• EXERCISE DIRECTIONS
Copy out each line of the data holding "name".

• PROVIDED RECORDS
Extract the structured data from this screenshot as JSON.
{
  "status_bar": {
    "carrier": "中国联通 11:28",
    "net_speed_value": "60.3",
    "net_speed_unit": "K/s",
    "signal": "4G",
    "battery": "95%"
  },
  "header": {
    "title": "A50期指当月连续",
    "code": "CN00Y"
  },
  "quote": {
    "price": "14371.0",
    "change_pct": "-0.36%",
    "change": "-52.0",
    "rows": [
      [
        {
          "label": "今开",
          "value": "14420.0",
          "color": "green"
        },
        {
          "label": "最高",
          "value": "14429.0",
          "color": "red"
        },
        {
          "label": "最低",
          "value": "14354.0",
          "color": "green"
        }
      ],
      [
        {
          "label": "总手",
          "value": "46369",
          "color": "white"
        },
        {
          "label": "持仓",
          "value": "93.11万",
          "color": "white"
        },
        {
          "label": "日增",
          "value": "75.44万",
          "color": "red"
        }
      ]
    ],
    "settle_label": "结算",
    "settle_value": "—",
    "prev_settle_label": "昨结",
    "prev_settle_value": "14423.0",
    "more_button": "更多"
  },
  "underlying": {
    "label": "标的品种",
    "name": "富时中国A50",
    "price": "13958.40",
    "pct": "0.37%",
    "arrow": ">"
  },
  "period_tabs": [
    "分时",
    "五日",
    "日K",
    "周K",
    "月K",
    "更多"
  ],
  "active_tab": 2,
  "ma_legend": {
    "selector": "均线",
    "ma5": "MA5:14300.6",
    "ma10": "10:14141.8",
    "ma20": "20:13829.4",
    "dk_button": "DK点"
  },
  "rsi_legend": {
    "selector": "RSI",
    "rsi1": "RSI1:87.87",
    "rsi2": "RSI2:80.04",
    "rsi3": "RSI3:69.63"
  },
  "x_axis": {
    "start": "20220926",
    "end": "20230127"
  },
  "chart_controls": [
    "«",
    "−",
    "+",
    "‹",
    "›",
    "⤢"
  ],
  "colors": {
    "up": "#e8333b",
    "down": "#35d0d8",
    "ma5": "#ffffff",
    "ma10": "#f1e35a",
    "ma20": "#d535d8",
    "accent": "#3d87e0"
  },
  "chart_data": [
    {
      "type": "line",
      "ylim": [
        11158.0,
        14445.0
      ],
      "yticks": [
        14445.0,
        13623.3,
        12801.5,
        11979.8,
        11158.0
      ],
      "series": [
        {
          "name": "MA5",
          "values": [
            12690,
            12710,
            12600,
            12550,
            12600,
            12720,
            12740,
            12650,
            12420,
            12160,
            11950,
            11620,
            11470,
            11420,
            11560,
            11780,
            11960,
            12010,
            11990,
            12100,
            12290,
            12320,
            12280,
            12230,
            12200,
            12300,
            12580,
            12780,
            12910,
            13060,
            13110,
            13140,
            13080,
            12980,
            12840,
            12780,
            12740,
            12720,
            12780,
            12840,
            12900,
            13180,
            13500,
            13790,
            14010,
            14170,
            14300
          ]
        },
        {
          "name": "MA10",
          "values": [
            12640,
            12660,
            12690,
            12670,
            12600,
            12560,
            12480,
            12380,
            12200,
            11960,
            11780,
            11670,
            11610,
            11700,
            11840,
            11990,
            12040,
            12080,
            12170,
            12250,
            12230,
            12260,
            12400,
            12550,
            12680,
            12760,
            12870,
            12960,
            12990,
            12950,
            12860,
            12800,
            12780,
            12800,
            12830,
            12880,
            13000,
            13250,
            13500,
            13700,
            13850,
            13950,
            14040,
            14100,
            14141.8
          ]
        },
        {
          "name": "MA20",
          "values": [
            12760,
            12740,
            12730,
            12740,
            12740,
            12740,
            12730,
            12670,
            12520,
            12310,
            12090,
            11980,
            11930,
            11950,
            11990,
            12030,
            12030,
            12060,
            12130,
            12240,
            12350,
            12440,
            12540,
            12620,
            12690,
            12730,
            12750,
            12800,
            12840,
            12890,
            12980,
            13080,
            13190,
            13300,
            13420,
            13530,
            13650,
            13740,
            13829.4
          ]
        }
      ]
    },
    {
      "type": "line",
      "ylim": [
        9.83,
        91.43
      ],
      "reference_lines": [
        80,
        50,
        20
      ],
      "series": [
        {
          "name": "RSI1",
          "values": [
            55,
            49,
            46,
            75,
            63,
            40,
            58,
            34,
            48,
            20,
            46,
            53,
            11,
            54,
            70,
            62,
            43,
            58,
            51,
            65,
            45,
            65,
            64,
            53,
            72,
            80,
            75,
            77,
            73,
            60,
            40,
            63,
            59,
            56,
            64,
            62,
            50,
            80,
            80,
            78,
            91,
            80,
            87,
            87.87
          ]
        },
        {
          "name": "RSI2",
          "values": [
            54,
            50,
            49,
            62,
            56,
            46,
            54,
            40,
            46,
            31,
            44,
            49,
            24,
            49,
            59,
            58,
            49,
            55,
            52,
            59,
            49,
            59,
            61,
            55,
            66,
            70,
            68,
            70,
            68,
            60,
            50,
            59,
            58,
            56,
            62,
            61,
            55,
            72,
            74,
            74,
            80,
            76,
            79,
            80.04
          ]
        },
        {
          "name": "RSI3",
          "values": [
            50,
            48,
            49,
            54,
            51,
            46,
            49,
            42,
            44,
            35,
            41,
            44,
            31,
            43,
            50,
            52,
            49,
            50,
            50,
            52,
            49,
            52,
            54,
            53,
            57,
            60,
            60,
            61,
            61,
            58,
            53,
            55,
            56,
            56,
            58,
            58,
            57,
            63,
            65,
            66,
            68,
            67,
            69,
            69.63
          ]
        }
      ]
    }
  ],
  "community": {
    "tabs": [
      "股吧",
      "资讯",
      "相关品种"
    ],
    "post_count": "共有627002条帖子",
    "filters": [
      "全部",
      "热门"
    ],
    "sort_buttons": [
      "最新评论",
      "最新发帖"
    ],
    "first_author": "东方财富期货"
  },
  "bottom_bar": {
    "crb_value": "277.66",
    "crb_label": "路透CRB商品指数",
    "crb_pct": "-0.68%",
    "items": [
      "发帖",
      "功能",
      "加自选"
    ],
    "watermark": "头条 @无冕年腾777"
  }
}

• SOLUTION TO THIS PROBLEM
    "name": "富时中国A50",
          "name": "MA5",
          "name": "MA10",
          "name": "MA20",
          "name": "RSI1",
          "name": "RSI2",
          "name": "RSI3",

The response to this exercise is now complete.